Each entry here needs to be set down again exactly, please; pictures are left out.

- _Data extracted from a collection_
----

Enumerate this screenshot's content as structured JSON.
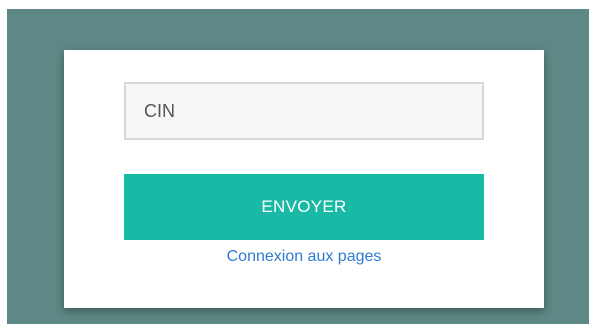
{
  "form": {
    "cin_placeholder": "CIN",
    "cin_value": "",
    "submit_label": "ENVOYER",
    "pages_link_label": "Connexion aux pages"
  },
  "colors": {
    "backdrop": "#5e8885",
    "card": "#ffffff",
    "button": "#1ab9a5",
    "link": "#2f7bd0"
  }
}
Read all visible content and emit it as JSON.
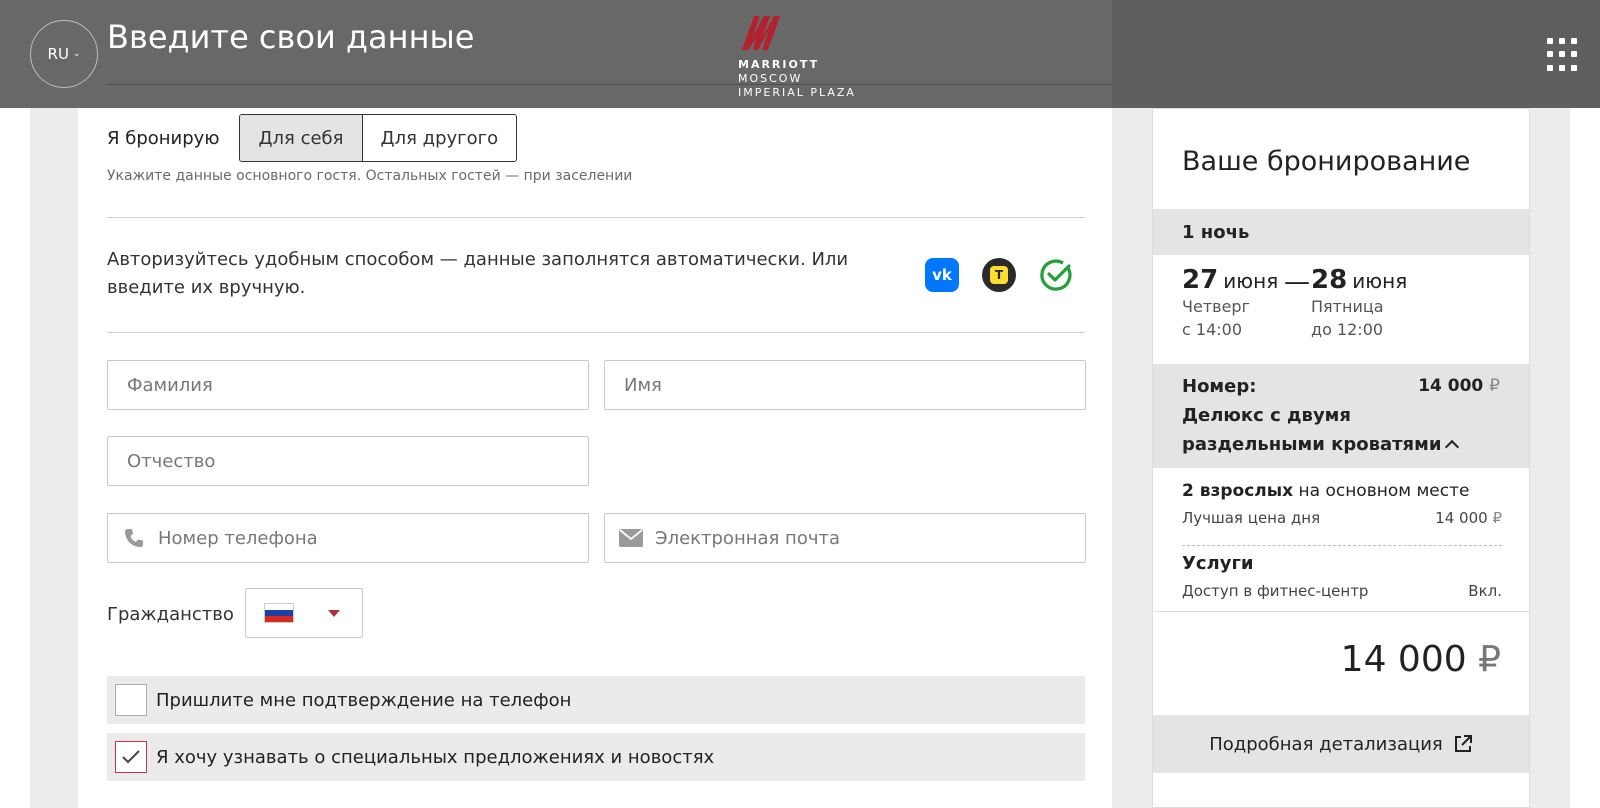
{
  "header": {
    "lang": "RU",
    "title": "Введите свои данные",
    "logo": {
      "line1": "MARRIOTT",
      "line2": "MOSCOW",
      "line3": "IMPERIAL PLAZA"
    },
    "menu_icon": "grid-icon",
    "accent": "#b4212e"
  },
  "booking_for": {
    "label": "Я бронирую",
    "options": [
      "Для себя",
      "Для другого"
    ],
    "selected": "Для себя",
    "hint": "Укажите данные основного гостя. Остальных гостей — при заселении"
  },
  "auth": {
    "text": "Авторизуйтесь удобным способом — данные заполнятся автоматически. Или введите их вручную.",
    "providers": [
      "vk-icon",
      "tinkoff-id-icon",
      "sber-id-icon"
    ]
  },
  "fields": {
    "last_name_placeholder": "Фамилия",
    "first_name_placeholder": "Имя",
    "middle_name_placeholder": "Отчество",
    "phone_placeholder": "Номер телефона",
    "email_placeholder": "Электронная почта",
    "citizenship_label": "Гражданство",
    "citizenship_value": "RU"
  },
  "checkboxes": [
    {
      "label": "Пришлите мне подтверждение на телефон",
      "checked": false
    },
    {
      "label": "Я хочу узнавать о специальных предложениях и новостях",
      "checked": true
    }
  ],
  "summary": {
    "title": "Ваше бронирование",
    "nights": "1 ночь",
    "checkin": {
      "day": "27",
      "month": "июня",
      "weekday": "Четверг",
      "time": "с 14:00"
    },
    "checkout": {
      "day": "28",
      "month": "июня",
      "weekday": "Пятница",
      "time": "до 12:00"
    },
    "dash": "—",
    "room_label": "Номер:",
    "room_price": "14 000",
    "room_name": "Делюкс с двумя раздельными кроватями",
    "guests_bold": "2 взрослых",
    "guests_rest": " на основном месте",
    "rate_name": "Лучшая цена дня",
    "rate_price": "14 000",
    "services_title": "Услуги",
    "service_name": "Доступ в фитнес-центр",
    "service_value": "Вкл.",
    "total": "14 000",
    "currency": "₽",
    "details_link": "Подробная детализация"
  }
}
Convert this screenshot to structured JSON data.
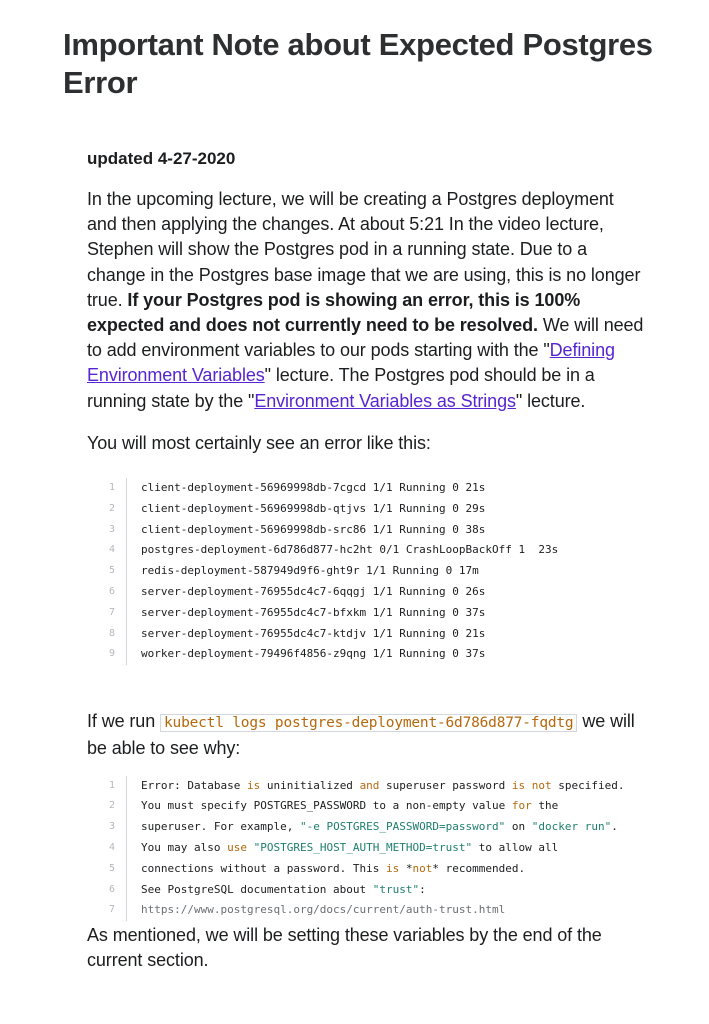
{
  "title": "Important Note about Expected Postgres Error",
  "updated": "updated 4-27-2020",
  "intro": {
    "part1": "In the upcoming lecture, we will be creating a Postgres deployment and then applying the changes. At about 5:21 In the video lecture, Stephen will show the Postgres pod in a running state. Due to a change in the Postgres base image that we are using, this is no longer true. ",
    "bold": "If your Postgres pod is showing an error, this is 100% expected and does not currently need to be resolved.",
    "part2": " We will need to add environment variables to our pods starting with the \"",
    "link1": "Defining Environment Variables",
    "part3": "\" lecture. The Postgres pod should be in a running state by the \"",
    "link2": "Environment Variables as Strings",
    "part4": "\" lecture."
  },
  "see_error": "You will most certainly see an error like this:",
  "pods_code": {
    "line_numbers": [
      "1",
      "2",
      "3",
      "4",
      "5",
      "6",
      "7",
      "8",
      "9"
    ],
    "lines": [
      "client-deployment-56969998db-7cgcd 1/1 Running 0 21s",
      "client-deployment-56969998db-qtjvs 1/1 Running 0 29s",
      "client-deployment-56969998db-src86 1/1 Running 0 38s",
      "postgres-deployment-6d786d877-hc2ht 0/1 CrashLoopBackOff 1  23s",
      "redis-deployment-587949d9f6-ght9r 1/1 Running 0 17m",
      "server-deployment-76955dc4c7-6qqgj 1/1 Running 0 26s",
      "server-deployment-76955dc4c7-bfxkm 1/1 Running 0 37s",
      "server-deployment-76955dc4c7-ktdjv 1/1 Running 0 21s",
      "worker-deployment-79496f4856-z9qng 1/1 Running 0 37s"
    ]
  },
  "run": {
    "prefix": "If we run ",
    "command": "kubectl logs postgres-deployment-6d786d877-fqdtg",
    "suffix": " we will be able to see why:"
  },
  "logs_code": {
    "line_numbers": [
      "1",
      "2",
      "3",
      "4",
      "5",
      "6",
      "7"
    ],
    "l1": {
      "a": "Error: Database ",
      "k1": "is",
      "b": " uninitialized ",
      "k2": "and",
      "c": " superuser password ",
      "k3": "is",
      "d": " ",
      "k4": "not",
      "e": " specified."
    },
    "l2": {
      "a": "You must specify POSTGRES_PASSWORD to a non-empty value ",
      "k1": "for",
      "b": " the"
    },
    "l3": {
      "a": "superuser. For example, ",
      "s1": "\"-e POSTGRES_PASSWORD=password\"",
      "b": " on ",
      "s2": "\"docker run\"",
      "c": "."
    },
    "l4": {
      "a": "You may also ",
      "k1": "use",
      "b": " ",
      "s1": "\"POSTGRES_HOST_AUTH_METHOD=trust\"",
      "c": " to allow all"
    },
    "l5": {
      "a": "connections without a password. This ",
      "k1": "is",
      "b": " *",
      "k2": "not",
      "c": "* recommended."
    },
    "l6": {
      "a": "See PostgreSQL documentation about ",
      "s1": "\"trust\"",
      "b": ":"
    },
    "l7": {
      "url": "https://www.postgresql.org/docs/current/auth-trust.html"
    }
  },
  "closing": "As mentioned, we will be setting these variables by the end of the current section.",
  "colors": {
    "link": "#5624d0",
    "keyword": "#b4690e",
    "string": "#1d7e6e",
    "text": "#1c1d1f",
    "line_number": "#b5b7ba"
  }
}
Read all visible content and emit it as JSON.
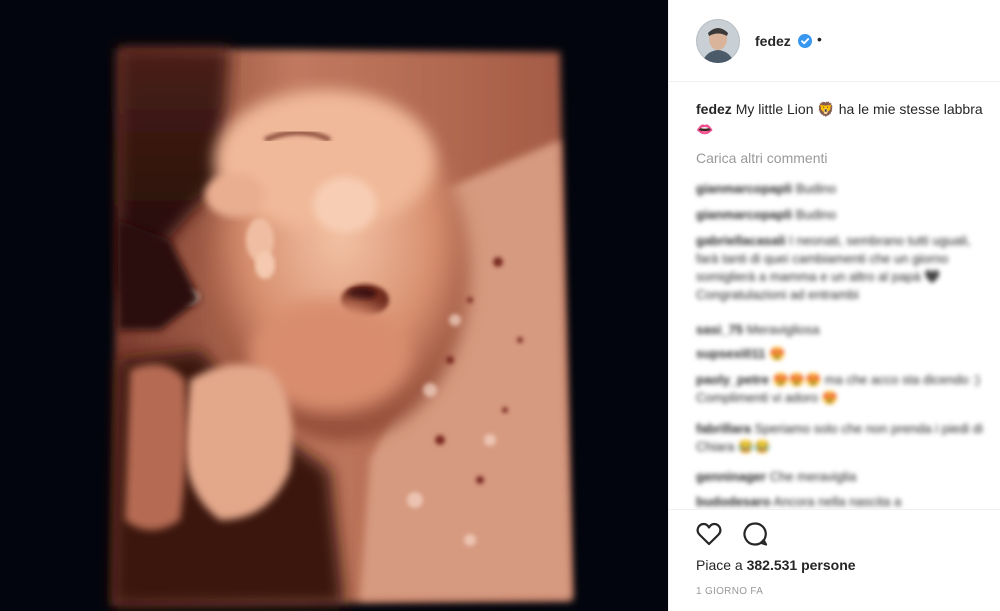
{
  "post": {
    "username": "fedez",
    "header_dot": "•",
    "caption_user": "fedez",
    "caption_text": "My little Lion 🦁 ha le mie stesse labbra 👄",
    "load_more": "Carica altri commenti",
    "likes_prefix": "Piace a",
    "likes_count": "382.531",
    "likes_suffix": "persone",
    "timestamp": "1 GIORNO FA"
  },
  "comments": [
    {
      "user": "gianmarcopapli",
      "text": "Budino"
    },
    {
      "user": "gianmarcopapli",
      "text": "Budino"
    },
    {
      "user": "gabriellacasali",
      "text": "I neonati, sembrano tutti uguali, farà tanti di quei cambiamenti che un giorno somiglierà a mamma e un altro al papà 🖤 Congratulazioni ad entrambi"
    },
    {
      "user": "sasi_75",
      "text": "Meravigliosa"
    },
    {
      "user": "supsexi011",
      "text": "😍"
    },
    {
      "user": "paoly_petre",
      "text": "😍😍😍 ma che acco sta dicendo :) Complimenti vi adoro 😍"
    },
    {
      "user": "fabrillara",
      "text": "Speriamo solo che non prenda i piedi di Chiara 😂😂"
    },
    {
      "user": "genninager",
      "text": "Che meraviglia"
    },
    {
      "user": "budodesaro",
      "text": "Ancora nella nascita a"
    }
  ],
  "colors": {
    "verified_blue": "#3897f0",
    "text_dark": "#262626",
    "text_muted": "#999999"
  },
  "icons": {
    "verified": "verified-badge-icon",
    "like": "heart-icon",
    "comment": "comment-bubble-icon"
  }
}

----

- _SOLUTION FOR THIS EXERCISE_
Enumerate this screenshot's content as structured JSON.
{
  "form": {
    "cin_placeholder": "CIN",
    "cin_value": "",
    "submit_label": "ENVOYER",
    "pages_link_label": "Connexion aux pages"
  },
  "colors": {
    "backdrop": "#5e8885",
    "card": "#ffffff",
    "button": "#1ab9a5",
    "link": "#2f7bd0"
  }
}
Read all visible content and emit it as JSON.
{
  "header": {
    "lang": "RU",
    "title": "Введите свои данные",
    "logo": {
      "line1": "MARRIOTT",
      "line2": "MOSCOW",
      "line3": "IMPERIAL PLAZA"
    },
    "menu_icon": "grid-icon",
    "accent": "#b4212e"
  },
  "booking_for": {
    "label": "Я бронирую",
    "options": [
      "Для себя",
      "Для другого"
    ],
    "selected": "Для себя",
    "hint": "Укажите данные основного гостя. Остальных гостей — при заселении"
  },
  "auth": {
    "text": "Авторизуйтесь удобным способом — данные заполнятся автоматически. Или введите их вручную.",
    "providers": [
      "vk-icon",
      "tinkoff-id-icon",
      "sber-id-icon"
    ]
  },
  "fields": {
    "last_name_placeholder": "Фамилия",
    "first_name_placeholder": "Имя",
    "middle_name_placeholder": "Отчество",
    "phone_placeholder": "Номер телефона",
    "email_placeholder": "Электронная почта",
    "citizenship_label": "Гражданство",
    "citizenship_value": "RU"
  },
  "checkboxes": [
    {
      "label": "Пришлите мне подтверждение на телефон",
      "checked": false
    },
    {
      "label": "Я хочу узнавать о специальных предложениях и новостях",
      "checked": true
    }
  ],
  "summary": {
    "title": "Ваше бронирование",
    "nights": "1 ночь",
    "checkin": {
      "day": "27",
      "month": "июня",
      "weekday": "Четверг",
      "time": "с 14:00"
    },
    "checkout": {
      "day": "28",
      "month": "июня",
      "weekday": "Пятница",
      "time": "до 12:00"
    },
    "dash": "—",
    "room_label": "Номер:",
    "room_price": "14 000",
    "room_name": "Делюкс с двумя раздельными кроватями",
    "guests_bold": "2 взрослых",
    "guests_rest": " на основном месте",
    "rate_name": "Лучшая цена дня",
    "rate_price": "14 000",
    "services_title": "Услуги",
    "service_name": "Доступ в фитнес-центр",
    "service_value": "Вкл.",
    "total": "14 000",
    "currency": "₽",
    "details_link": "Подробная детализация"
  }
}
Convert this screenshot to structured JSON data.
{
  "title": "Important Note about Expected Postgres Error",
  "updated": "updated 4-27-2020",
  "intro": {
    "part1": "In the upcoming lecture, we will be creating a Postgres deployment and then applying the changes. At about 5:21 In the video lecture, Stephen will show the Postgres pod in a running state. Due to a change in the Postgres base image that we are using, this is no longer true. ",
    "bold": "If your Postgres pod is showing an error, this is 100% expected and does not currently need to be resolved.",
    "part2": " We will need to add environment variables to our pods starting with the \"",
    "link1": "Defining Environment Variables",
    "part3": "\" lecture. The Postgres pod should be in a running state by the \"",
    "link2": "Environment Variables as Strings",
    "part4": "\" lecture."
  },
  "see_error": "You will most certainly see an error like this:",
  "pods_code": {
    "line_numbers": [
      "1",
      "2",
      "3",
      "4",
      "5",
      "6",
      "7",
      "8",
      "9"
    ],
    "lines": [
      "client-deployment-56969998db-7cgcd 1/1 Running 0 21s",
      "client-deployment-56969998db-qtjvs 1/1 Running 0 29s",
      "client-deployment-56969998db-src86 1/1 Running 0 38s",
      "postgres-deployment-6d786d877-hc2ht 0/1 CrashLoopBackOff 1  23s",
      "redis-deployment-587949d9f6-ght9r 1/1 Running 0 17m",
      "server-deployment-76955dc4c7-6qqgj 1/1 Running 0 26s",
      "server-deployment-76955dc4c7-bfxkm 1/1 Running 0 37s",
      "server-deployment-76955dc4c7-ktdjv 1/1 Running 0 21s",
      "worker-deployment-79496f4856-z9qng 1/1 Running 0 37s"
    ]
  },
  "run": {
    "prefix": "If we run ",
    "command": "kubectl logs postgres-deployment-6d786d877-fqdtg",
    "suffix": " we will be able to see why:"
  },
  "logs_code": {
    "line_numbers": [
      "1",
      "2",
      "3",
      "4",
      "5",
      "6",
      "7"
    ],
    "l1": {
      "a": "Error: Database ",
      "k1": "is",
      "b": " uninitialized ",
      "k2": "and",
      "c": " superuser password ",
      "k3": "is",
      "d": " ",
      "k4": "not",
      "e": " specified."
    },
    "l2": {
      "a": "You must specify POSTGRES_PASSWORD to a non-empty value ",
      "k1": "for",
      "b": " the"
    },
    "l3": {
      "a": "superuser. For example, ",
      "s1": "\"-e POSTGRES_PASSWORD=password\"",
      "b": " on ",
      "s2": "\"docker run\"",
      "c": "."
    },
    "l4": {
      "a": "You may also ",
      "k1": "use",
      "b": " ",
      "s1": "\"POSTGRES_HOST_AUTH_METHOD=trust\"",
      "c": " to allow all"
    },
    "l5": {
      "a": "connections without a password. This ",
      "k1": "is",
      "b": " *",
      "k2": "not",
      "c": "* recommended."
    },
    "l6": {
      "a": "See PostgreSQL documentation about ",
      "s1": "\"trust\"",
      "b": ":"
    },
    "l7": {
      "url": "https://www.postgresql.org/docs/current/auth-trust.html"
    }
  },
  "closing": "As mentioned, we will be setting these variables by the end of the current section.",
  "colors": {
    "link": "#5624d0",
    "keyword": "#b4690e",
    "string": "#1d7e6e",
    "text": "#1c1d1f",
    "line_number": "#b5b7ba"
  }
}
Read all visible content and emit it as JSON.
{
  "post": {
    "username": "fedez",
    "header_dot": "•",
    "caption_user": "fedez",
    "caption_text": "My little Lion 🦁 ha le mie stesse labbra 👄",
    "load_more": "Carica altri commenti",
    "likes_prefix": "Piace a",
    "likes_count": "382.531",
    "likes_suffix": "persone",
    "timestamp": "1 GIORNO FA"
  },
  "comments": [
    {
      "user": "gianmarcopapli",
      "text": "Budino"
    },
    {
      "user": "gianmarcopapli",
      "text": "Budino"
    },
    {
      "user": "gabriellacasali",
      "text": "I neonati, sembrano tutti uguali, farà tanti di quei cambiamenti che un giorno somiglierà a mamma e un altro al papà 🖤 Congratulazioni ad entrambi"
    },
    {
      "user": "sasi_75",
      "text": "Meravigliosa"
    },
    {
      "user": "supsexi011",
      "text": "😍"
    },
    {
      "user": "paoly_petre",
      "text": "😍😍😍 ma che acco sta dicendo :) Complimenti vi adoro 😍"
    },
    {
      "user": "fabrillara",
      "text": "Speriamo solo che non prenda i piedi di Chiara 😂😂"
    },
    {
      "user": "genninager",
      "text": "Che meraviglia"
    },
    {
      "user": "budodesaro",
      "text": "Ancora nella nascita a"
    }
  ],
  "colors": {
    "verified_blue": "#3897f0",
    "text_dark": "#262626",
    "text_muted": "#999999"
  },
  "icons": {
    "verified": "verified-badge-icon",
    "like": "heart-icon",
    "comment": "comment-bubble-icon"
  }
}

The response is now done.